====== PROVIDED RECORDS ======
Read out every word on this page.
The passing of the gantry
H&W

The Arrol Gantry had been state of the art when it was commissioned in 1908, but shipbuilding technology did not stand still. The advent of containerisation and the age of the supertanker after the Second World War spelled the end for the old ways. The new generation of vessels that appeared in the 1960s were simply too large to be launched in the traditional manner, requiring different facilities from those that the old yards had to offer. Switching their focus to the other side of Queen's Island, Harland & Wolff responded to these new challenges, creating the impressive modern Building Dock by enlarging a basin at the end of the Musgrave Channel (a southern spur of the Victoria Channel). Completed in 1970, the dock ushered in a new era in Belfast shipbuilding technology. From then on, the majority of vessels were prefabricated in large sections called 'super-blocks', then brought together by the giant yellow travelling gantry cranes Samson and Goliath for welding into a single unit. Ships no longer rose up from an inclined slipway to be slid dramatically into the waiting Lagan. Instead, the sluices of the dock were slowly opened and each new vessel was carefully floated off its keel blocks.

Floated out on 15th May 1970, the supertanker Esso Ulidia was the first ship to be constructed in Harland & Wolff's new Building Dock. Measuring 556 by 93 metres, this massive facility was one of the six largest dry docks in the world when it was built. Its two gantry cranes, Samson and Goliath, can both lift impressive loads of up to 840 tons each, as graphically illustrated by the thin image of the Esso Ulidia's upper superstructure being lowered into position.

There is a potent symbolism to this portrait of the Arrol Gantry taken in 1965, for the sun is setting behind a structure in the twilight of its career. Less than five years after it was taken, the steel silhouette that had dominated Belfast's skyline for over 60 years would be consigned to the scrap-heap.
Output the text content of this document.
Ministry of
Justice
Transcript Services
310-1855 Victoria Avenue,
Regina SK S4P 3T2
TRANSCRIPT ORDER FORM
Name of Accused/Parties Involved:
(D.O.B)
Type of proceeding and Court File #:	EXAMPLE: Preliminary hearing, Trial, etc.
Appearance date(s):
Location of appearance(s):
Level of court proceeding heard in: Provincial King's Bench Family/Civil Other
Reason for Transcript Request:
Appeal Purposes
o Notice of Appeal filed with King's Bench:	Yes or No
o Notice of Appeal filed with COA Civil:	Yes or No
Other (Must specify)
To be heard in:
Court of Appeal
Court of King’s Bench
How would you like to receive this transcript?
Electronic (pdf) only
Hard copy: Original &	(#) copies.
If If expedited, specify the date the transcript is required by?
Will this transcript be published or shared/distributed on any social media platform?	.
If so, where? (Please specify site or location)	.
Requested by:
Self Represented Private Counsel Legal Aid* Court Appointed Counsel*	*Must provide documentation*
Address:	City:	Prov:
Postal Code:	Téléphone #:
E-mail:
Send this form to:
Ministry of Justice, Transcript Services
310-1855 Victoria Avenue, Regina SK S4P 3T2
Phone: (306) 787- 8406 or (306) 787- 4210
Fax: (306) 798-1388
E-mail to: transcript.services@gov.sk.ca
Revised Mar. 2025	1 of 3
======
====== PROVIDED RECORDS ======
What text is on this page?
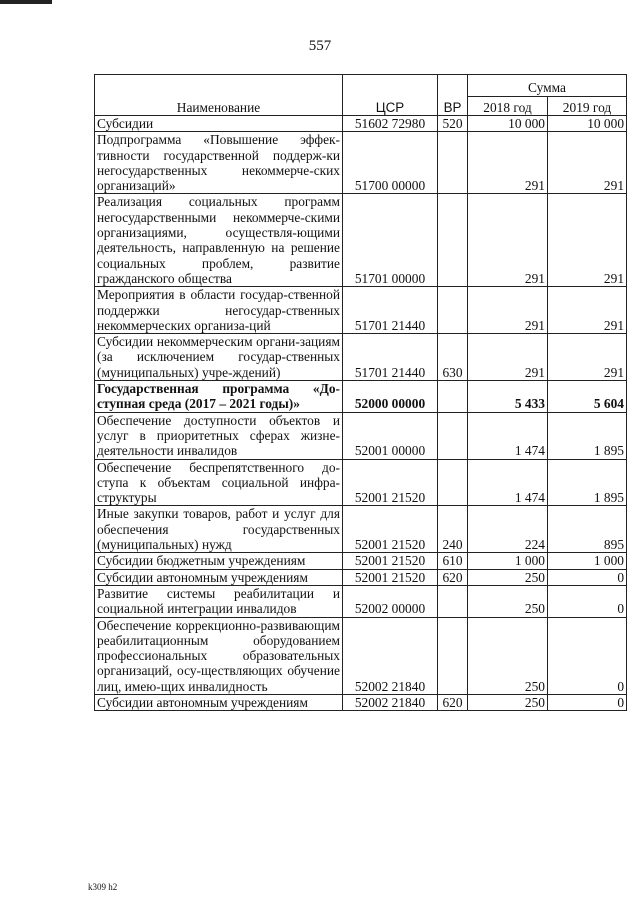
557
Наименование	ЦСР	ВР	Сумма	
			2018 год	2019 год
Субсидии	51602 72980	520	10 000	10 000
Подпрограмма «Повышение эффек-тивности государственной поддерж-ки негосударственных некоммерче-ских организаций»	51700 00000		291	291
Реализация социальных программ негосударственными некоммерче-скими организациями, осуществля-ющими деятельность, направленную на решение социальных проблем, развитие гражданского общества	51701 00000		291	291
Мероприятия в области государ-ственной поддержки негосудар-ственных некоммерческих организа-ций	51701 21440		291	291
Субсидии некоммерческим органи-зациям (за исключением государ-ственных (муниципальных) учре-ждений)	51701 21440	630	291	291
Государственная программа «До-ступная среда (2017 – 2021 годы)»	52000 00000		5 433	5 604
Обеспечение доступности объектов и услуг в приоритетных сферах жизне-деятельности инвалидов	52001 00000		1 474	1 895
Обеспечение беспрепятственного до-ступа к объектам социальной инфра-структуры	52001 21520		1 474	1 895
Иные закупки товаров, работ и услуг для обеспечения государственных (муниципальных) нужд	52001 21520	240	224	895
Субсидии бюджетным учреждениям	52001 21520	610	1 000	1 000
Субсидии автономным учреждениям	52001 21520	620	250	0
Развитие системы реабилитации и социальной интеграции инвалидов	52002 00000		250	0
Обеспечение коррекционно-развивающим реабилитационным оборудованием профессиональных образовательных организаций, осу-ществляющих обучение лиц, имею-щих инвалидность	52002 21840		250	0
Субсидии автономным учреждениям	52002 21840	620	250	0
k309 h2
======
====== PROVIDED RECORDS ======
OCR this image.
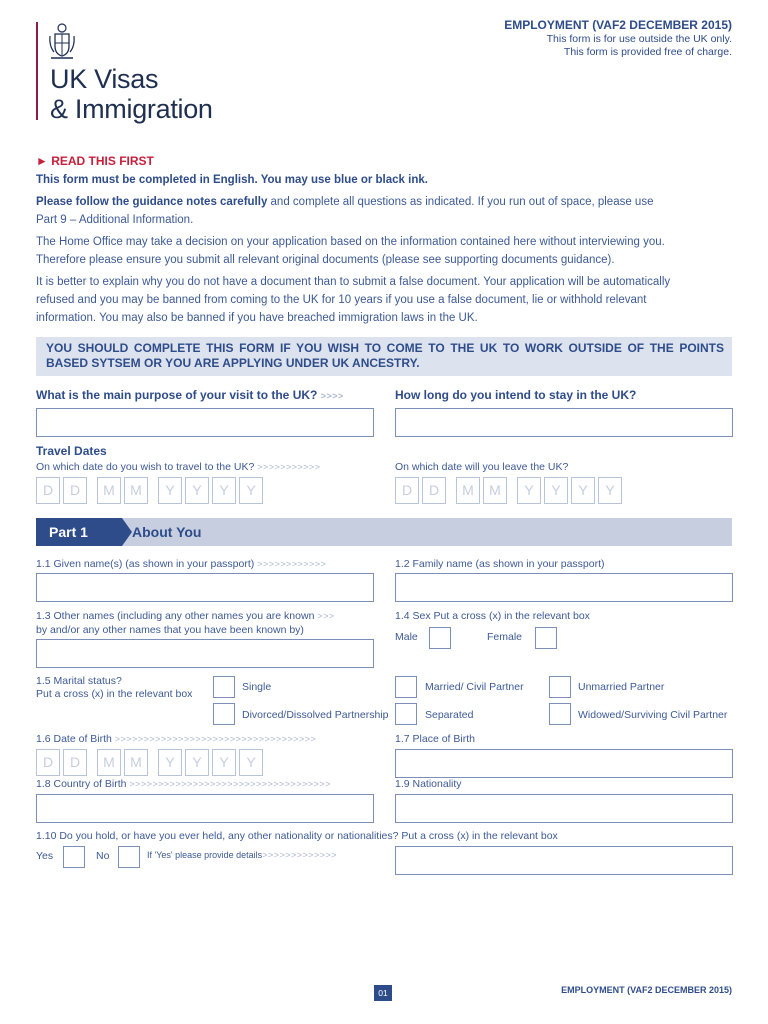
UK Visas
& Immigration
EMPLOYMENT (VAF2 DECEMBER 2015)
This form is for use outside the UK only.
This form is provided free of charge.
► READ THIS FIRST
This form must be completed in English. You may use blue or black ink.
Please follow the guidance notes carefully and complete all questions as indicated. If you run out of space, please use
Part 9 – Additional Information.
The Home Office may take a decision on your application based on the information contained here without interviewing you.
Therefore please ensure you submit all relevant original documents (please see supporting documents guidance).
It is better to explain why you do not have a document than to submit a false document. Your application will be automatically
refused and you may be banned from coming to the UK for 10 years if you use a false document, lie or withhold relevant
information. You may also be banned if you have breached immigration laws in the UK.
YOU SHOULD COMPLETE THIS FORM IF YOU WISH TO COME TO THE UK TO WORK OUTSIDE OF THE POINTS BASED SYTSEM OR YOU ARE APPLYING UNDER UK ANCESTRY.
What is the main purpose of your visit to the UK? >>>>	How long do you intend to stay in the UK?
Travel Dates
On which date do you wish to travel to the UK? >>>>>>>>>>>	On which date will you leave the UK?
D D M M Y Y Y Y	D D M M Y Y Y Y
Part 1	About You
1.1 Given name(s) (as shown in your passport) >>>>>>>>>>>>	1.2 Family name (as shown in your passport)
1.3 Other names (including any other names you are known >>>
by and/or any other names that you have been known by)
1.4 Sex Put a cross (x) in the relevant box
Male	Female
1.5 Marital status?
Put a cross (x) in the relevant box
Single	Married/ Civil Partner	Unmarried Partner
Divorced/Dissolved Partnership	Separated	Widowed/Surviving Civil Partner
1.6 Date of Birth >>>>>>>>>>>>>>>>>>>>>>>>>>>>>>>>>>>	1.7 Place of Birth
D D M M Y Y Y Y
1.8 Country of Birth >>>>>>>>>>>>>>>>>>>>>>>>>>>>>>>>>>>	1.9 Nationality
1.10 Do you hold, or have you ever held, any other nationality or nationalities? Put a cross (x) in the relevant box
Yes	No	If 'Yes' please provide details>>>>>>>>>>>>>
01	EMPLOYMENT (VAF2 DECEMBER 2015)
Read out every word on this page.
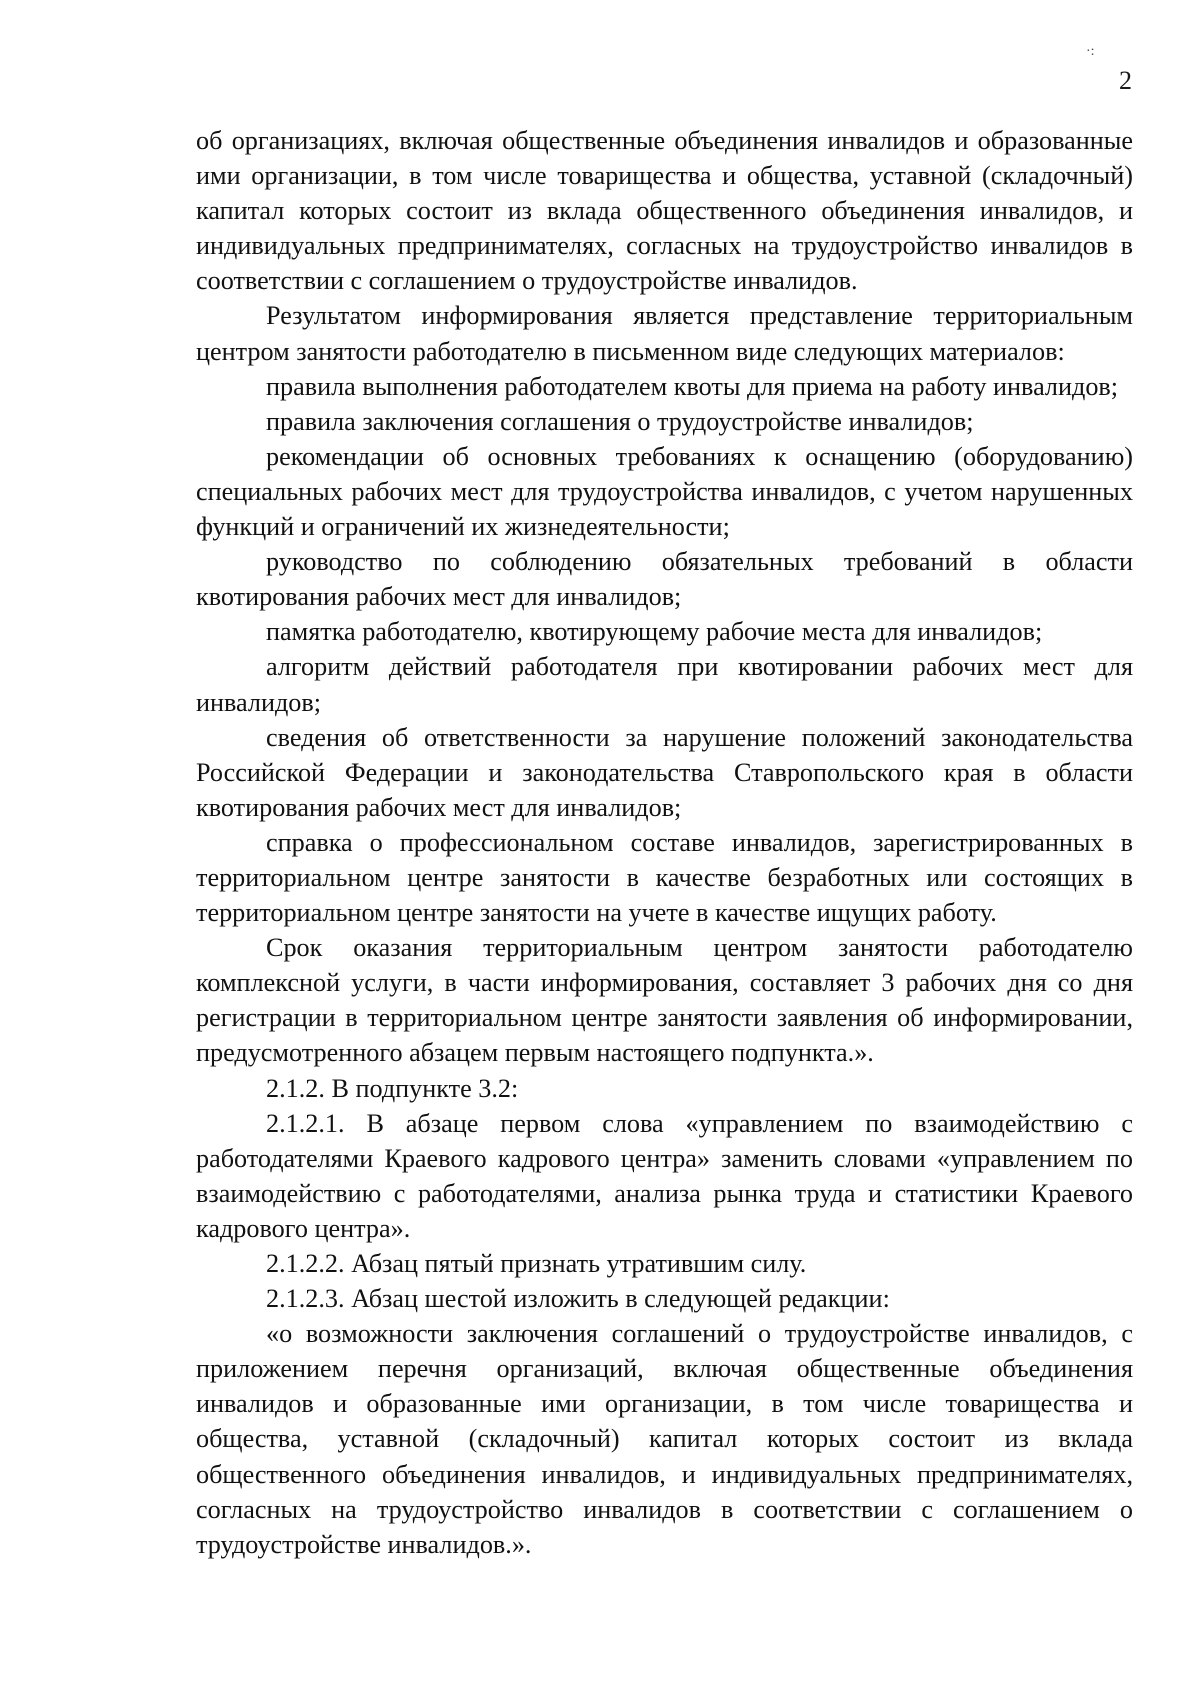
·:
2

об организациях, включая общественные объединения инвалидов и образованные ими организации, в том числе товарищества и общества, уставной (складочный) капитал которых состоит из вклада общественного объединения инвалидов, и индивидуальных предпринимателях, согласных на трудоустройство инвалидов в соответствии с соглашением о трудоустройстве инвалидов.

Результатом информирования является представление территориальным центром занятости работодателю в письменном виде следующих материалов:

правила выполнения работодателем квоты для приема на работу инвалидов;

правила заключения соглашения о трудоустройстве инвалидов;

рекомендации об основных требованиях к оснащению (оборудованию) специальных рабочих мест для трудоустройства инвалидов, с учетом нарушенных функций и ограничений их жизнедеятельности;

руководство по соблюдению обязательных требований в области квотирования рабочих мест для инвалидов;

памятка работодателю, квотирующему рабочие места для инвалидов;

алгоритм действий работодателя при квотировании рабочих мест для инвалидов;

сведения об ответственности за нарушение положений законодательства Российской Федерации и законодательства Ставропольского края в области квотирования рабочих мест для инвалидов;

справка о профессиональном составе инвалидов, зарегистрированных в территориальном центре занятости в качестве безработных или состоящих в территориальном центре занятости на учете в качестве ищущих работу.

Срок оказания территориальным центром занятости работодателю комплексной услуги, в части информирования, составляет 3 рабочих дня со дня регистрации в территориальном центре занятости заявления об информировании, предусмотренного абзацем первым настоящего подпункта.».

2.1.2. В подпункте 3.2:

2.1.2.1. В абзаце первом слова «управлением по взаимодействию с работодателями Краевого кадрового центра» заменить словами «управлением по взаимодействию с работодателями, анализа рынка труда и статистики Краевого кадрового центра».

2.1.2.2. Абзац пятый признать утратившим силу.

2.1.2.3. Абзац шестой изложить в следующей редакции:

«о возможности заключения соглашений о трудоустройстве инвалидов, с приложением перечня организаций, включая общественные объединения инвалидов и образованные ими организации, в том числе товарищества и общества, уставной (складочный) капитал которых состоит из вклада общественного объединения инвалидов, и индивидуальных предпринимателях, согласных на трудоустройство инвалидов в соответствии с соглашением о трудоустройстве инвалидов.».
======
#### [PROMPT]
In the entries above, count each line holding "правила" and report the total and nothing more.

#### [COMPLETE RESPONSE]
2